**** Data entries
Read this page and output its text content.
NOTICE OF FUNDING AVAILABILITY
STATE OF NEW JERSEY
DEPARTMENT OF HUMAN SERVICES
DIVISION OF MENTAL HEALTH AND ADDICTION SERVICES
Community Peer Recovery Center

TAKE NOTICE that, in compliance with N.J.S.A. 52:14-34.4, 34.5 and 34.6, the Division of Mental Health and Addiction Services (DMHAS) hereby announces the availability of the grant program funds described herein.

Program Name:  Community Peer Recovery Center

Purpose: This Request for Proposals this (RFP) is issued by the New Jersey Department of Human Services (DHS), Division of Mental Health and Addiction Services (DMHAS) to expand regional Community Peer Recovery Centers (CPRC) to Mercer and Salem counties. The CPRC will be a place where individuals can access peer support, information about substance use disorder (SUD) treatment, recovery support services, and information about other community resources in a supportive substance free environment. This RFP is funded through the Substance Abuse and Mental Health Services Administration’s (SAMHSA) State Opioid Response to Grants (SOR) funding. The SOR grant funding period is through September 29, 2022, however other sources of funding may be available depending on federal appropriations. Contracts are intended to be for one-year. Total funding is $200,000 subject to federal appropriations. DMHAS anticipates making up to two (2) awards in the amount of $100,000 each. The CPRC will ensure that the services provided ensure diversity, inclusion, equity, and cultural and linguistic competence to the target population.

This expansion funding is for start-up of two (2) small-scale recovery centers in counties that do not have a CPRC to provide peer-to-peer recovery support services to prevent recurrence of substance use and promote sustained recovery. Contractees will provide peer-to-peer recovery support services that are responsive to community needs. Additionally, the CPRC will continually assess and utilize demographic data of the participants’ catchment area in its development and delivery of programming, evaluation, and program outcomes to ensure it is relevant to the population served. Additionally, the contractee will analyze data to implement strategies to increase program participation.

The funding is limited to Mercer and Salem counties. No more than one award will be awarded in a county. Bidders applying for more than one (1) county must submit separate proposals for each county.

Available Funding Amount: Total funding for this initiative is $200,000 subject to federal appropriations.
********
* _What this task involves_
Return every line of the material exactly.

* _Right answer_
Read this page and output its text content.
NOTICE OF FUNDING AVAILABILITY
STATE OF NEW JERSEY
DEPARTMENT OF HUMAN SERVICES
DIVISION OF MENTAL HEALTH AND ADDICTION SERVICES
Community Peer Recovery Center

TAKE NOTICE that, in compliance with N.J.S.A. 52:14-34.4, 34.5 and 34.6, the Division of Mental Health and Addiction Services (DMHAS) hereby announces the availability of the grant program funds described herein.

Program Name:  Community Peer Recovery Center

Purpose: This Request for Proposals this (RFP) is issued by the New Jersey Department of Human Services (DHS), Division of Mental Health and Addiction Services (DMHAS) to expand regional Community Peer Recovery Centers (CPRC) to Mercer and Salem counties. The CPRC will be a place where individuals can access peer support, information about substance use disorder (SUD) treatment, recovery support services, and information about other community resources in a supportive substance free environment. This RFP is funded through the Substance Abuse and Mental Health Services Administration’s (SAMHSA) State Opioid Response to Grants (SOR) funding. The SOR grant funding period is through September 29, 2022, however other sources of funding may be available depending on federal appropriations. Contracts are intended to be for one-year. Total funding is $200,000 subject to federal appropriations. DMHAS anticipates making up to two (2) awards in the amount of $100,000 each. The CPRC will ensure that the services provided ensure diversity, inclusion, equity, and cultural and linguistic competence to the target population.

This expansion funding is for start-up of two (2) small-scale recovery centers in counties that do not have a CPRC to provide peer-to-peer recovery support services to prevent recurrence of substance use and promote sustained recovery. Contractees will provide peer-to-peer recovery support services that are responsive to community needs. Additionally, the CPRC will continually assess and utilize demographic data of the participants’ catchment area in its development and delivery of programming, evaluation, and program outcomes to ensure it is relevant to the population served. Additionally, the contractee will analyze data to implement strategies to increase program participation.

The funding is limited to Mercer and Salem counties. No more than one award will be awarded in a county. Bidders applying for more than one (1) county must submit separate proposals for each county.

Available Funding Amount: Total funding for this initiative is $200,000 subject to federal appropriations.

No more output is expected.